The exercise:
Copy out every line of the records where the string "Seizoensgemiddelde" occurs.

─── Given records ───

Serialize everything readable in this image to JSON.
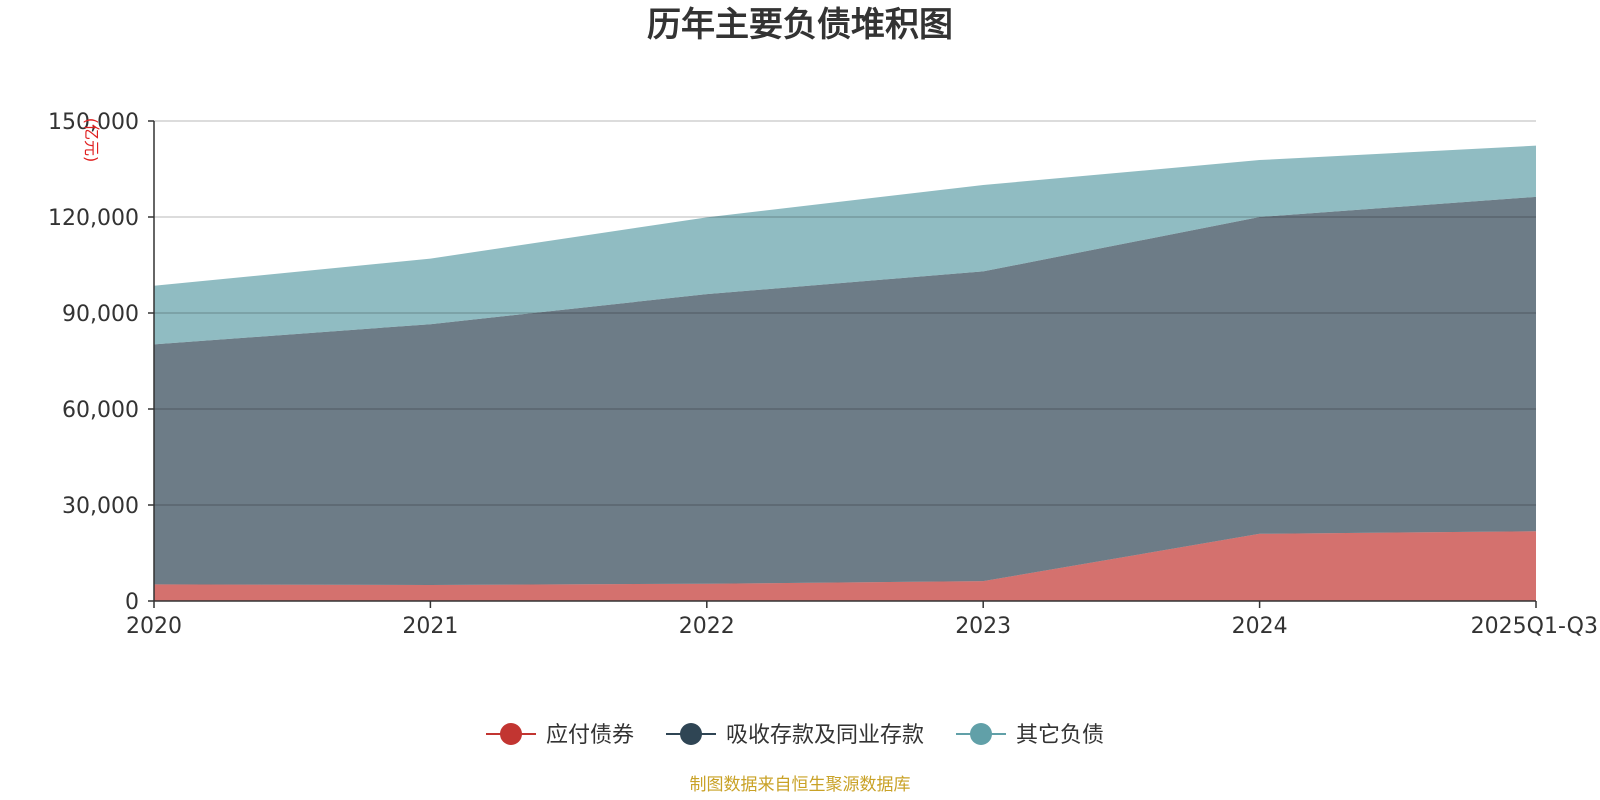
{
  "chart_data": {
    "type": "area",
    "stacked": true,
    "title": "历年主要负债堆积图",
    "unit_label": "亿元",
    "categories": [
      "2020",
      "2021",
      "2022",
      "2023",
      "2024",
      "2025Q1-Q3"
    ],
    "ylim": [
      0,
      150000
    ],
    "yticks": [
      0,
      30000,
      60000,
      90000,
      120000,
      150000
    ],
    "ytick_labels": [
      "0",
      "30,000",
      "60,000",
      "90,000",
      "120,000",
      "150,000"
    ],
    "grid": true,
    "legend_position": "bottom-center",
    "series": [
      {
        "name": "应付债券",
        "color": "#c23531",
        "values": [
          5200,
          5000,
          5400,
          6200,
          21000,
          21800
        ]
      },
      {
        "name": "吸收存款及同业存款",
        "color": "#2f4554",
        "values": [
          75000,
          81500,
          90500,
          96800,
          99000,
          104500
        ]
      },
      {
        "name": "其它负债",
        "color": "#61a0a8",
        "values": [
          18300,
          20500,
          24000,
          27000,
          17800,
          16000
        ]
      }
    ],
    "source": "制图数据来自恒生聚源数据库"
  }
}
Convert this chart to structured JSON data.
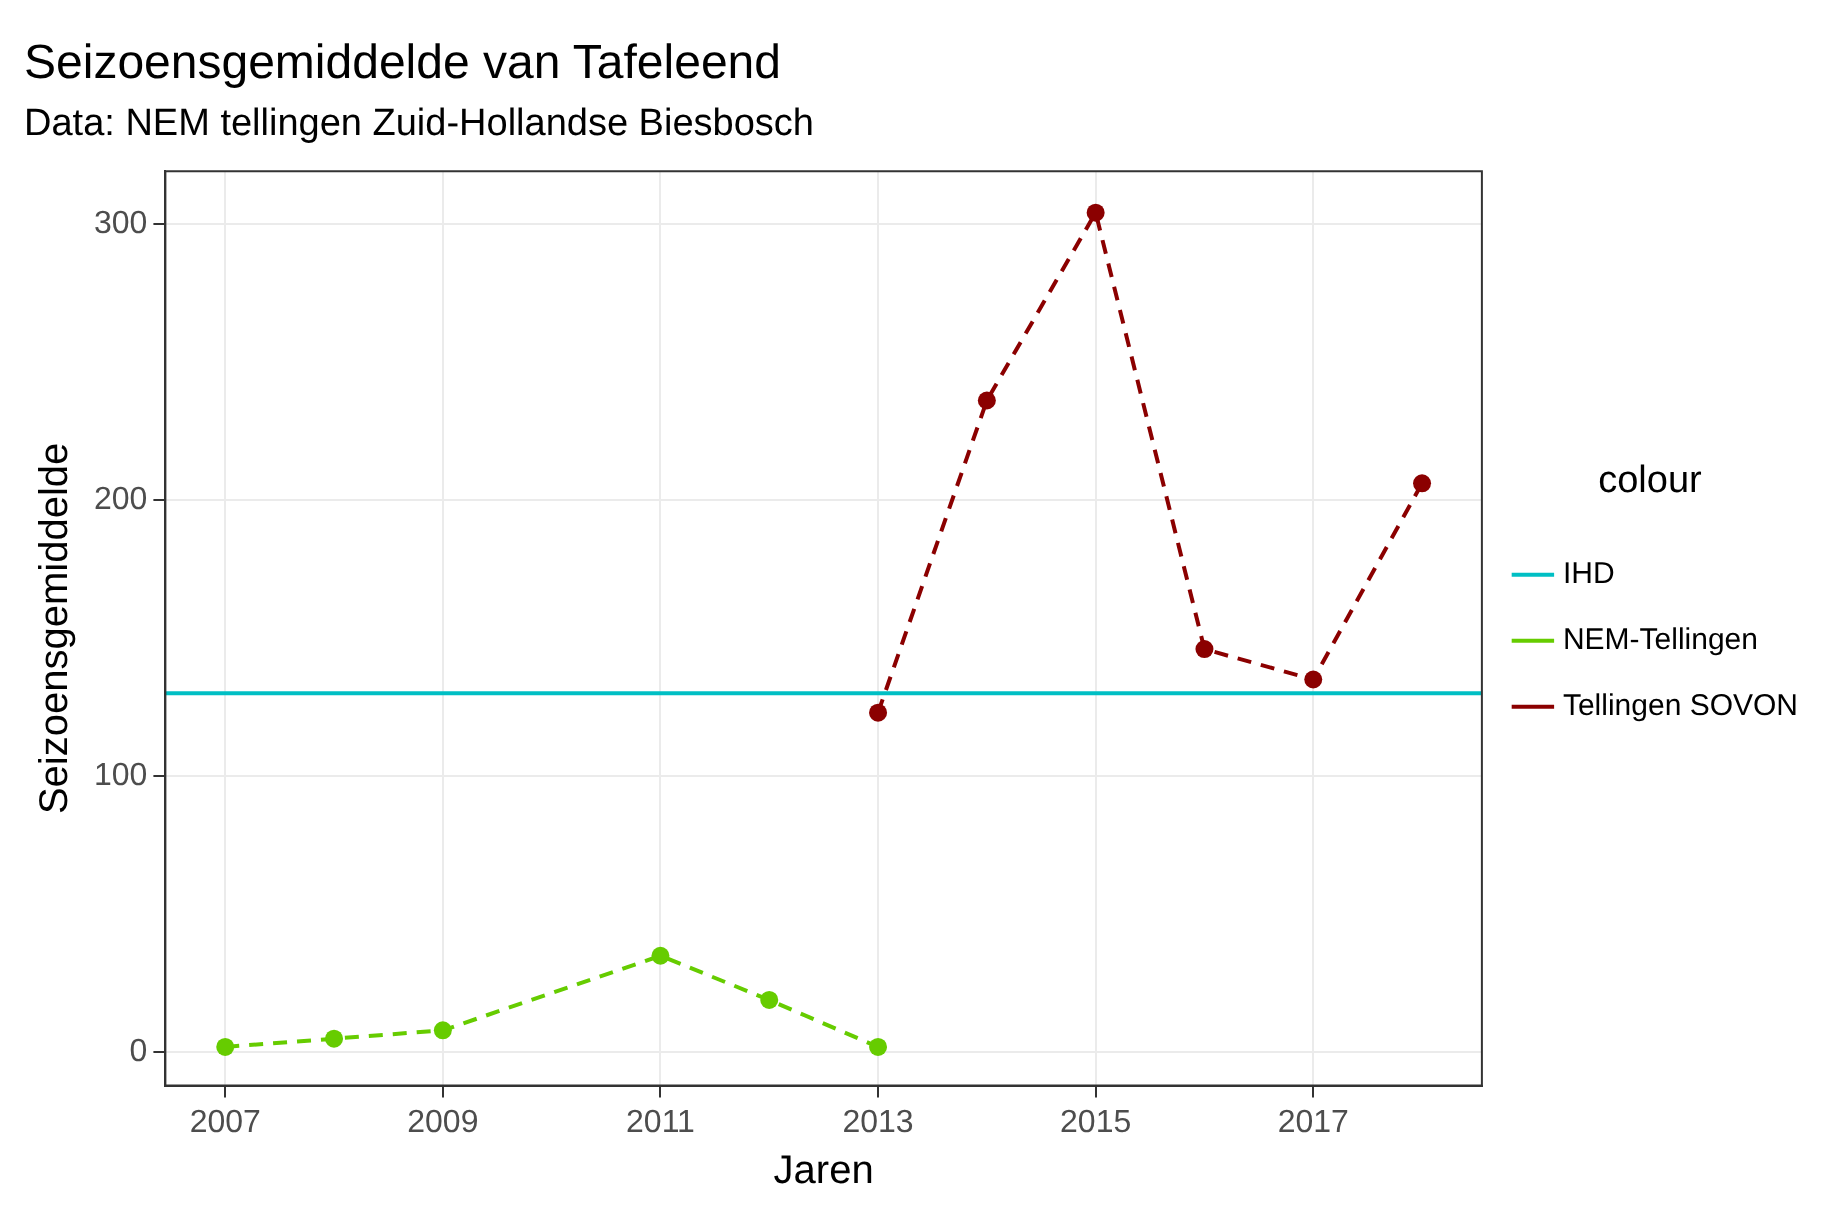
{
  "chart_data": {
    "type": "line",
    "title": "Seizoensgemiddelde van Tafeleend",
    "subtitle": "Data: NEM tellingen Zuid-Hollandse Biesbosch",
    "xlabel": "Jaren",
    "ylabel": "Seizoensgemiddelde",
    "legend_title": "colour",
    "legend": "right",
    "grid": true,
    "x": [
      2007,
      2008,
      2009,
      2010,
      2011,
      2012,
      2013,
      2014,
      2015,
      2016,
      2017,
      2018
    ],
    "xlim": [
      2006.45,
      2018.55
    ],
    "xticks": [
      2007,
      2009,
      2011,
      2013,
      2015,
      2017
    ],
    "ylim": [
      -12,
      319
    ],
    "yticks": [
      0,
      100,
      200,
      300
    ],
    "series": [
      {
        "name": "IHD",
        "color": "#00bfc4",
        "x": [
          2006.45,
          2018.55
        ],
        "values": [
          130,
          130
        ],
        "marker": "none",
        "line_style": "solid"
      },
      {
        "name": "NEM-Tellingen",
        "color": "#66cc00",
        "values": [
          2,
          5,
          8,
          null,
          35,
          19,
          2,
          null,
          null,
          null,
          null,
          null
        ],
        "marker": "circle",
        "line_style": "dashed"
      },
      {
        "name": "Tellingen SOVON",
        "color": "#8b0000",
        "values": [
          null,
          null,
          null,
          null,
          null,
          null,
          123,
          236,
          304,
          146,
          135,
          206
        ],
        "marker": "circle",
        "line_style": "dashed"
      }
    ]
  }
}
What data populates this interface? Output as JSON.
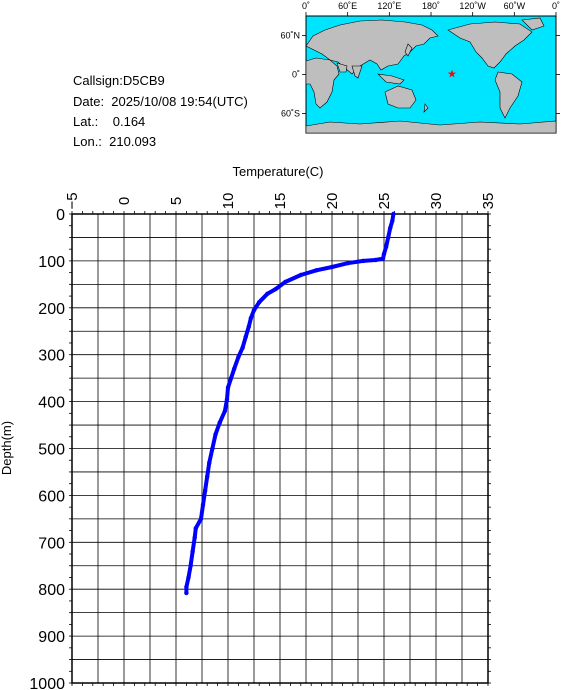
{
  "info": {
    "callsign": "Callsign:D5CB9",
    "date": "Date:  2025/10/08 19:54(UTC)",
    "lat": "Lat.:    0.164",
    "lon": "Lon.:  210.093"
  },
  "map": {
    "lon_ticks": [
      "0˚",
      "60˚E",
      "120˚E",
      "180˚",
      "120˚W",
      "60˚W",
      "0˚"
    ],
    "lat_ticks": [
      "60˚N",
      "0˚",
      "60˚S"
    ],
    "ocean_color": "#00e5ff",
    "land_color": "#bebebe",
    "marker_color": "#ff0000",
    "marker_icon": "star-icon",
    "marker_lat": 0.164,
    "marker_lon": 210.093
  },
  "chart_data": {
    "type": "line",
    "xlabel": "Temperature(C)",
    "ylabel": "Depth(m)",
    "xlim": [
      -5,
      35
    ],
    "ylim": [
      0,
      1000
    ],
    "y_inverted": true,
    "x_axis_position": "top",
    "grid": true,
    "x_ticks": [
      "−5",
      "0",
      "5",
      "10",
      "15",
      "20",
      "25",
      "30",
      "35"
    ],
    "y_ticks": [
      "0",
      "100",
      "200",
      "300",
      "400",
      "500",
      "600",
      "700",
      "800",
      "900",
      "1000"
    ],
    "series": [
      {
        "color": "#0000ff",
        "points": [
          [
            25.9,
            0
          ],
          [
            25.8,
            15
          ],
          [
            25.6,
            30
          ],
          [
            25.4,
            50
          ],
          [
            25.2,
            70
          ],
          [
            25.0,
            85
          ],
          [
            24.9,
            95
          ],
          [
            24.2,
            98
          ],
          [
            23.0,
            100
          ],
          [
            21.5,
            105
          ],
          [
            20.0,
            113
          ],
          [
            18.5,
            120
          ],
          [
            17.0,
            130
          ],
          [
            15.5,
            145
          ],
          [
            14.6,
            160
          ],
          [
            13.8,
            170
          ],
          [
            13.0,
            188
          ],
          [
            12.5,
            205
          ],
          [
            12.2,
            222
          ],
          [
            12.0,
            240
          ],
          [
            11.7,
            262
          ],
          [
            11.4,
            285
          ],
          [
            11.0,
            305
          ],
          [
            10.6,
            330
          ],
          [
            10.3,
            350
          ],
          [
            10.0,
            370
          ],
          [
            9.9,
            395
          ],
          [
            9.7,
            420
          ],
          [
            9.2,
            445
          ],
          [
            8.8,
            470
          ],
          [
            8.5,
            500
          ],
          [
            8.2,
            530
          ],
          [
            8.0,
            560
          ],
          [
            7.8,
            590
          ],
          [
            7.6,
            620
          ],
          [
            7.4,
            650
          ],
          [
            6.9,
            670
          ],
          [
            6.8,
            690
          ],
          [
            6.6,
            720
          ],
          [
            6.4,
            750
          ],
          [
            6.2,
            775
          ],
          [
            6.0,
            795
          ],
          [
            6.0,
            808
          ]
        ]
      }
    ]
  }
}
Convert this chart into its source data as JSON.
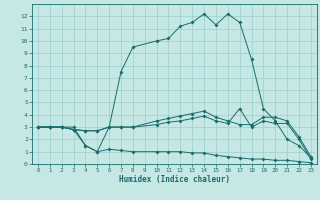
{
  "xlabel": "Humidex (Indice chaleur)",
  "bg_color": "#c5e8e5",
  "grid_color": "#9ecece",
  "line_color": "#1a6b6b",
  "spine_color": "#1a6b6b",
  "xlim": [
    -0.5,
    23.5
  ],
  "ylim": [
    0,
    13
  ],
  "xticks": [
    0,
    1,
    2,
    3,
    4,
    5,
    6,
    7,
    8,
    9,
    10,
    11,
    12,
    13,
    14,
    15,
    16,
    17,
    18,
    19,
    20,
    21,
    22,
    23
  ],
  "yticks": [
    0,
    1,
    2,
    3,
    4,
    5,
    6,
    7,
    8,
    9,
    10,
    11,
    12
  ],
  "series1_x": [
    0,
    1,
    2,
    3,
    4,
    5,
    6,
    7,
    8,
    10,
    11,
    12,
    13,
    14,
    15,
    16,
    17,
    18,
    19,
    20,
    21,
    22,
    23
  ],
  "series1_y": [
    3,
    3,
    3,
    3,
    1.5,
    1.0,
    3.0,
    7.5,
    9.5,
    10.0,
    10.2,
    11.2,
    11.5,
    12.2,
    11.3,
    12.2,
    11.5,
    8.5,
    4.5,
    3.5,
    2.0,
    1.5,
    0.5
  ],
  "series2_x": [
    0,
    1,
    2,
    3,
    4,
    5,
    6,
    7,
    8,
    10,
    11,
    12,
    13,
    14,
    15,
    16,
    17,
    18,
    19,
    20,
    21,
    22,
    23
  ],
  "series2_y": [
    3,
    3,
    3,
    2.8,
    2.7,
    2.7,
    3.0,
    3.0,
    3.0,
    3.2,
    3.4,
    3.5,
    3.7,
    3.9,
    3.5,
    3.3,
    4.5,
    3.0,
    3.5,
    3.3,
    3.3,
    2.0,
    0.4
  ],
  "series3_x": [
    0,
    1,
    2,
    3,
    4,
    5,
    6,
    7,
    8,
    10,
    11,
    12,
    13,
    14,
    15,
    16,
    17,
    18,
    19,
    20,
    21,
    22,
    23
  ],
  "series3_y": [
    3,
    3,
    3,
    2.8,
    2.7,
    2.7,
    3.0,
    3.0,
    3.0,
    3.5,
    3.7,
    3.9,
    4.1,
    4.3,
    3.8,
    3.5,
    3.2,
    3.2,
    3.8,
    3.8,
    3.5,
    2.2,
    0.6
  ],
  "series4_x": [
    0,
    1,
    2,
    3,
    4,
    5,
    6,
    7,
    8,
    10,
    11,
    12,
    13,
    14,
    15,
    16,
    17,
    18,
    19,
    20,
    21,
    22,
    23
  ],
  "series4_y": [
    3,
    3,
    3,
    2.8,
    1.5,
    1.0,
    1.2,
    1.1,
    1.0,
    1.0,
    1.0,
    1.0,
    0.9,
    0.9,
    0.7,
    0.6,
    0.5,
    0.4,
    0.4,
    0.3,
    0.3,
    0.2,
    0.1
  ]
}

───

Result:
    "title": "Seizoensgemiddelde van Tafeleend",
    "ylabel": "Seizoensgemiddelde",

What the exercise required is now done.